*EXERCISE BRIEF*:
Read the material below and tally how many lines hold the word "sublabel", giving the number and nothing else.

Dataset records
>>>>>
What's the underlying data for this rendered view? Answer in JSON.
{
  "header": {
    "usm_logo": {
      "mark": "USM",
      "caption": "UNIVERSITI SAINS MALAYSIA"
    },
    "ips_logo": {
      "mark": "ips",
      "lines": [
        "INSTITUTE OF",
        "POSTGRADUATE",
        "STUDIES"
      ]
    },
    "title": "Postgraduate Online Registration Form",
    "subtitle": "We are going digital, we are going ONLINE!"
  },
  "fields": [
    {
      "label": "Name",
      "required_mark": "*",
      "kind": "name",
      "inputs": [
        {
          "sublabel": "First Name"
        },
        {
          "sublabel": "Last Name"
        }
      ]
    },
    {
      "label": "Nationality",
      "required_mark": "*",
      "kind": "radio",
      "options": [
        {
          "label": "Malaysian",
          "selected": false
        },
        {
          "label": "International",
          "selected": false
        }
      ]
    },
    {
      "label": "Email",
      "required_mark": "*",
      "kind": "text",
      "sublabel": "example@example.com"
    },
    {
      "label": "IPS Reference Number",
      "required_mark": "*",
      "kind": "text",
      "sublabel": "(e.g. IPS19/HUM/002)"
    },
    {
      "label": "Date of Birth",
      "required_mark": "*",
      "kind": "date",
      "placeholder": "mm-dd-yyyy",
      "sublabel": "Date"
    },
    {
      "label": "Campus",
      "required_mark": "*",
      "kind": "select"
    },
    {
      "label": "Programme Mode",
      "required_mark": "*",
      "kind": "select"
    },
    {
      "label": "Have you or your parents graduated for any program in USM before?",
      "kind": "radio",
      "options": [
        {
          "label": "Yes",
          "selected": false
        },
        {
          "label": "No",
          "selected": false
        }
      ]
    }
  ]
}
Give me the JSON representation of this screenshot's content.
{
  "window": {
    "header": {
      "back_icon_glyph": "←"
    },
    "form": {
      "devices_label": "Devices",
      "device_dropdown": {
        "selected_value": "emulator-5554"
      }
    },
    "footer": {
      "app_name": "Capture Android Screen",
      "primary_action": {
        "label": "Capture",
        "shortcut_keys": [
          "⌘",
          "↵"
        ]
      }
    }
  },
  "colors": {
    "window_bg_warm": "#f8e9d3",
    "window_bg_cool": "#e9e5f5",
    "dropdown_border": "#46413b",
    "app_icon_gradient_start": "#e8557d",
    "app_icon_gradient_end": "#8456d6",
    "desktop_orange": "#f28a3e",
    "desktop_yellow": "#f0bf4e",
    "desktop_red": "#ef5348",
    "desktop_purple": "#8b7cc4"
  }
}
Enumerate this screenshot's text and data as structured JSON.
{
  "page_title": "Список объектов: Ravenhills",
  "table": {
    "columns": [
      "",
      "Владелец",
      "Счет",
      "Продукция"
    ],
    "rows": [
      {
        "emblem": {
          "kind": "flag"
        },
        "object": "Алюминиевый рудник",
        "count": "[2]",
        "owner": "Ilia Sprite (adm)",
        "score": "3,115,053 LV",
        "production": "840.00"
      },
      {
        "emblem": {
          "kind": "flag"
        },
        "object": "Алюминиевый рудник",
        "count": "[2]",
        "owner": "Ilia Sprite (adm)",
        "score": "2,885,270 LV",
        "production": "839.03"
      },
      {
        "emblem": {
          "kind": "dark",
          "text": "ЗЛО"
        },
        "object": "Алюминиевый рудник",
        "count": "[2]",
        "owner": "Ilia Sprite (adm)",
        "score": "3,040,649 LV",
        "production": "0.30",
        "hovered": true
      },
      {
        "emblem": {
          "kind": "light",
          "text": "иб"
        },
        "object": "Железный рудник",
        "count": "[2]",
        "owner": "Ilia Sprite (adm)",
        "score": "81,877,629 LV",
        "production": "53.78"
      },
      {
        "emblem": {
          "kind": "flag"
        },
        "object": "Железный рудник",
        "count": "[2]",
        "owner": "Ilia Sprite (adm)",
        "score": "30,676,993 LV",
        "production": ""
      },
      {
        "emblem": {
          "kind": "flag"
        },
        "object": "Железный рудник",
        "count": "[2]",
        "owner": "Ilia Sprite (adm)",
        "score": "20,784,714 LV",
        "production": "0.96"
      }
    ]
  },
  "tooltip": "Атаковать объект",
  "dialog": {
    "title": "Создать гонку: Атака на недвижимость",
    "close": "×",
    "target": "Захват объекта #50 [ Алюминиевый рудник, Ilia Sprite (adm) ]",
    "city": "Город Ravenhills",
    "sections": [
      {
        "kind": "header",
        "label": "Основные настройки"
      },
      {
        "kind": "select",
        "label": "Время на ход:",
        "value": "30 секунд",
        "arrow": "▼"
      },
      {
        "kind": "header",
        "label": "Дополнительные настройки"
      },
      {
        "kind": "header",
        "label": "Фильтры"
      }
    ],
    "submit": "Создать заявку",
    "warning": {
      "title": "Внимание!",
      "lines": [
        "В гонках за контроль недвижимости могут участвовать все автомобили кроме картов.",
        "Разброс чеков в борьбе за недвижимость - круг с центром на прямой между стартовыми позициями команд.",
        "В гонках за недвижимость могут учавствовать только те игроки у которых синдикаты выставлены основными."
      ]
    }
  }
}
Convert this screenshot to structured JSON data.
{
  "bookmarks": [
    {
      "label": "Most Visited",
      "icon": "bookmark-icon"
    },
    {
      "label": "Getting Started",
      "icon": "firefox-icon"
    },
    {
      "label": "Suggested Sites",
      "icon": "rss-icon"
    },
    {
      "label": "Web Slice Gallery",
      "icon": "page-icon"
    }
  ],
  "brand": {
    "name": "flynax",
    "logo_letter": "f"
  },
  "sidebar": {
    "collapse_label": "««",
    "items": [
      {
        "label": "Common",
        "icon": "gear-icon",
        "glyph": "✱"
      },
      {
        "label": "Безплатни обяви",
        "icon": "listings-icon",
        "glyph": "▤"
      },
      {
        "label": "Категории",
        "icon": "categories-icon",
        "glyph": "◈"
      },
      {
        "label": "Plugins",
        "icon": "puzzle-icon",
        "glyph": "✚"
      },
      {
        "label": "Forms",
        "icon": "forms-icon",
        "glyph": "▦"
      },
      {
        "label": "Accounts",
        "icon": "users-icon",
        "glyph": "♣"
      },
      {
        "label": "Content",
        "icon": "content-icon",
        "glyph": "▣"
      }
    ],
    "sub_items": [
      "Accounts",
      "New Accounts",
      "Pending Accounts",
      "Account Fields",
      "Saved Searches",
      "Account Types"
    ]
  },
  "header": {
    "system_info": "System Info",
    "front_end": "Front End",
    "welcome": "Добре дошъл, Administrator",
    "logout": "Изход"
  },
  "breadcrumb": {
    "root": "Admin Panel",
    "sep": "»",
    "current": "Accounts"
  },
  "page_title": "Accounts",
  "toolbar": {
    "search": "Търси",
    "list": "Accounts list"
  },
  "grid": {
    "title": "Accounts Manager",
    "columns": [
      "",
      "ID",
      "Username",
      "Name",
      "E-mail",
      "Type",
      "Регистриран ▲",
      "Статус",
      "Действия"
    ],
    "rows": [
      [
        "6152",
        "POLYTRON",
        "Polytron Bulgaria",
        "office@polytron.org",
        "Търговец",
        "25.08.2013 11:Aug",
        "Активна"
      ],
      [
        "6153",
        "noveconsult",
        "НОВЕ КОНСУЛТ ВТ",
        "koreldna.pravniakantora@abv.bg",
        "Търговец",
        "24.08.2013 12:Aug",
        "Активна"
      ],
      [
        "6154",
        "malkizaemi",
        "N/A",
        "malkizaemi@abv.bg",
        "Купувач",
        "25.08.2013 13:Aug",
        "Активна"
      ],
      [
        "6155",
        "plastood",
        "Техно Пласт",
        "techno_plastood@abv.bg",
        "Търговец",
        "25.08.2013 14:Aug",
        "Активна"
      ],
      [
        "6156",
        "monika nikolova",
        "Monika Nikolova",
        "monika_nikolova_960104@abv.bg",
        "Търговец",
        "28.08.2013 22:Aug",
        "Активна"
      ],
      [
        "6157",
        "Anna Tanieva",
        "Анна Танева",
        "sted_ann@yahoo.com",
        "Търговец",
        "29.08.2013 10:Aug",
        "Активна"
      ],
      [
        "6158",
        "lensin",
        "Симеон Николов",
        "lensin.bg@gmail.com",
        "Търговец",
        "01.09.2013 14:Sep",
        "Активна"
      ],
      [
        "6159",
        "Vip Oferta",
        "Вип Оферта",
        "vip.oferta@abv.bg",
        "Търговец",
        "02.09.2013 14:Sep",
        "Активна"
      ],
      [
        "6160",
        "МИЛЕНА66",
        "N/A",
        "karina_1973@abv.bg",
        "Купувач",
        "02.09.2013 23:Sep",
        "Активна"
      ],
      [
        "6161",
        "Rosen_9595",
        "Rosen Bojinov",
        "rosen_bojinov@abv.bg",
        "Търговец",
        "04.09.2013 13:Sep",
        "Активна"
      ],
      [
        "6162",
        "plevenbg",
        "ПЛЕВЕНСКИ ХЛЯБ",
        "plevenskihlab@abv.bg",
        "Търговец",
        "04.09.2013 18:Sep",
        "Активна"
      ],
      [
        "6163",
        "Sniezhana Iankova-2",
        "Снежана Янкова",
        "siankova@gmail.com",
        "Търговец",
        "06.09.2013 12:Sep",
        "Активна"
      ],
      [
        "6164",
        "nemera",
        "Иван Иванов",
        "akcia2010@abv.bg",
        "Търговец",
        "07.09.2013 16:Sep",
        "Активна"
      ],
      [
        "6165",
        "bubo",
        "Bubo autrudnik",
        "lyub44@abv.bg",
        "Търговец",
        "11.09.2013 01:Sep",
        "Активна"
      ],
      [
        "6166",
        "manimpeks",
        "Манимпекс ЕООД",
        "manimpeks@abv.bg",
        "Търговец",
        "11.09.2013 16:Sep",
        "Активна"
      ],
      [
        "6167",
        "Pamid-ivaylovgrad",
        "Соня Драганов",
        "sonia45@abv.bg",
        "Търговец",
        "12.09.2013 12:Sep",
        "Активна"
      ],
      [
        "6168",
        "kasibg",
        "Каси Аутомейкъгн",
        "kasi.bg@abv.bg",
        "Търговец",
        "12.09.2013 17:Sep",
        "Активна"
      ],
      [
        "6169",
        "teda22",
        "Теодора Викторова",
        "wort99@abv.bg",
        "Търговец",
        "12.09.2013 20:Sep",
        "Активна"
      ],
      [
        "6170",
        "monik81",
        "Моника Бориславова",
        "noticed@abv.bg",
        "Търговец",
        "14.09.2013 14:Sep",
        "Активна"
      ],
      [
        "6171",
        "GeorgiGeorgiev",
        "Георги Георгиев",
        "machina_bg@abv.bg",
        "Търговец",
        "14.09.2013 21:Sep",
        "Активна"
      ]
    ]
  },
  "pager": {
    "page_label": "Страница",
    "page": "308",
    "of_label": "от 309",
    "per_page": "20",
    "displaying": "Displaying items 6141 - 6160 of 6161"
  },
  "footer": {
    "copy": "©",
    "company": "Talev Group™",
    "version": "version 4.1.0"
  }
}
<<<<<
*FINISHED EXERCISE*:
5